» **What to produce**
Gather all lines from the material that contain "icon".

(Dataset items)
──────────────────────────────

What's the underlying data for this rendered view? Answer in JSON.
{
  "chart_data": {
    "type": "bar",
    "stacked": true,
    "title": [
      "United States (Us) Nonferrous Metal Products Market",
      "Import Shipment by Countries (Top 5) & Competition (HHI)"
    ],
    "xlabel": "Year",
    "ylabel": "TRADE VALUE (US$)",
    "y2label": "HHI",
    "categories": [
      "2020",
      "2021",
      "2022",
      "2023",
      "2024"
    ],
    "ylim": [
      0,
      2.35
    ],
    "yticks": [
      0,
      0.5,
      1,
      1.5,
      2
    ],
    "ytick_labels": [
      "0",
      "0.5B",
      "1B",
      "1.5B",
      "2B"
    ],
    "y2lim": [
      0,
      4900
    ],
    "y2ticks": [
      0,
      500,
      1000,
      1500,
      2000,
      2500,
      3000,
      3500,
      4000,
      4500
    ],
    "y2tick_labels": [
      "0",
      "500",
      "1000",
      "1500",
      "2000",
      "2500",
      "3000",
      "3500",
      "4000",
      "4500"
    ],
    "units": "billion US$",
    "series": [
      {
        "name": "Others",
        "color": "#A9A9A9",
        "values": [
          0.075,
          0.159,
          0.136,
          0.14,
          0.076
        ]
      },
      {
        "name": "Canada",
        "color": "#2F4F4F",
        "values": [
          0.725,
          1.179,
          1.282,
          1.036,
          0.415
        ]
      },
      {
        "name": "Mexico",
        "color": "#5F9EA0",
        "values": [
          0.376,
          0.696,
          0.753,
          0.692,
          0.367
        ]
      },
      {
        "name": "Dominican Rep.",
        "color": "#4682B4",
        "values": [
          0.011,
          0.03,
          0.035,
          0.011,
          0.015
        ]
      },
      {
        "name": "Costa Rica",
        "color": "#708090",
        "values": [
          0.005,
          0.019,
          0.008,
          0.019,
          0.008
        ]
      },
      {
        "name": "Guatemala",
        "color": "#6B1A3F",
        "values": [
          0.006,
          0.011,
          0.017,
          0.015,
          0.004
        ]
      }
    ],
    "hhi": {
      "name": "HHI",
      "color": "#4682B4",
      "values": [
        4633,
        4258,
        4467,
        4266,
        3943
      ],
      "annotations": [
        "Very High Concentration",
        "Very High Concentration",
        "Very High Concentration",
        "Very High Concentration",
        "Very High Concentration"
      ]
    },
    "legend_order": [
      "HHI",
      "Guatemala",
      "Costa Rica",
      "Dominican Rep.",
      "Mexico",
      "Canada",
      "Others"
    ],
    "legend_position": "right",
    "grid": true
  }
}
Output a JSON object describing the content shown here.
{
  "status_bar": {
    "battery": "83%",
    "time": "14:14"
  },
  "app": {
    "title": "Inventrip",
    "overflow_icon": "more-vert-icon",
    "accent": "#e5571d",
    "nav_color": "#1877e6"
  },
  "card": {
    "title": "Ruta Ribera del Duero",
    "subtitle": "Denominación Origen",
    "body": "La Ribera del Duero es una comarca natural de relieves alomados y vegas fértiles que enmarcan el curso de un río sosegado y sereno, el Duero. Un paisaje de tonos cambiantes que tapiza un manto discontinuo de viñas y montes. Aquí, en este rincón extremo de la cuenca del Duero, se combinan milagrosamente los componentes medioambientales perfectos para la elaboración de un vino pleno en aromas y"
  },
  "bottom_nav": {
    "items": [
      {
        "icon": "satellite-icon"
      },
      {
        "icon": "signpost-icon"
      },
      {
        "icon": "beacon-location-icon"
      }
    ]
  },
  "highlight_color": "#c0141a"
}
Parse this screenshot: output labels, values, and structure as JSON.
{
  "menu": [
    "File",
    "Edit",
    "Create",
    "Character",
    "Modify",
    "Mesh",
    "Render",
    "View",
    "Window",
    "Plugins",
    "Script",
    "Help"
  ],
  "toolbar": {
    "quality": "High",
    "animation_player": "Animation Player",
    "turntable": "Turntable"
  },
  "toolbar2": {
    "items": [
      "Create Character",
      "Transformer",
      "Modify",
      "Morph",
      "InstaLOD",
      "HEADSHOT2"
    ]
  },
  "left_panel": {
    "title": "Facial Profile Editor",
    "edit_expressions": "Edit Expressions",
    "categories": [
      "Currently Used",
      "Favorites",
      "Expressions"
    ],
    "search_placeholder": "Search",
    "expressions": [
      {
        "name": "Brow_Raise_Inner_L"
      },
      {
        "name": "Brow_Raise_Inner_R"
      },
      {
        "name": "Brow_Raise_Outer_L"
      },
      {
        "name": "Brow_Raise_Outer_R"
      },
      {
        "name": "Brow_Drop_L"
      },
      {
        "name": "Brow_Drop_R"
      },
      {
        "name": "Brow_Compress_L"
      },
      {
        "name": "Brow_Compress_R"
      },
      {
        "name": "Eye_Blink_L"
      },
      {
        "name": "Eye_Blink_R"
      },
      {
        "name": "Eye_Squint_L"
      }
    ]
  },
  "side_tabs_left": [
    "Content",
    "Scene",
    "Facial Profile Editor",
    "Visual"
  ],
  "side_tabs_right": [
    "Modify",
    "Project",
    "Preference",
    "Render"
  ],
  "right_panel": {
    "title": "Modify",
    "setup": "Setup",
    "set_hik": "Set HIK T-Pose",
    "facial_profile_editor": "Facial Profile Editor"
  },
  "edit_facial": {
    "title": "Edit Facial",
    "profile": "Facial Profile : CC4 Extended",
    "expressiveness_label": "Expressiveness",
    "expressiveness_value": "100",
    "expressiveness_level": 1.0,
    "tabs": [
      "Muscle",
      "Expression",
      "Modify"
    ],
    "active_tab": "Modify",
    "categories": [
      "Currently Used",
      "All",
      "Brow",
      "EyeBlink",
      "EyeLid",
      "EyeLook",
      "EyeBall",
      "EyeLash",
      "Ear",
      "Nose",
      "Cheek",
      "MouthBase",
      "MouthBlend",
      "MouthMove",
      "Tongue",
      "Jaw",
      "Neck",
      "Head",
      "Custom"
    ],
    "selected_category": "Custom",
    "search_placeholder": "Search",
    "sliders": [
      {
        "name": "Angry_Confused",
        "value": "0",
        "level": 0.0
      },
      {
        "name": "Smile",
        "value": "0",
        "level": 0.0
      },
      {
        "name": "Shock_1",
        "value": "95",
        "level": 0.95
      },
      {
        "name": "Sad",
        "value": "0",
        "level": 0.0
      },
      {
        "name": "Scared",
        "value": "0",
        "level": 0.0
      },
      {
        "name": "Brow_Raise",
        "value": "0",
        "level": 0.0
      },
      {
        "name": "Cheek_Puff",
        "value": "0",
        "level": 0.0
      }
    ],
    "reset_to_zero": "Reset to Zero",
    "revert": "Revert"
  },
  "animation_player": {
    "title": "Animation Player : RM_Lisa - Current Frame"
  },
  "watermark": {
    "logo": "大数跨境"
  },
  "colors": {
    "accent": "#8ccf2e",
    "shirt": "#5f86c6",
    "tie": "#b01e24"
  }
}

──────────────────────────────

» **Solution for this exercise**
    "overflow_icon": "more-vert-icon",
        "icon": "satellite-icon"
        "icon": "signpost-icon"
        "icon": "beacon-location-icon"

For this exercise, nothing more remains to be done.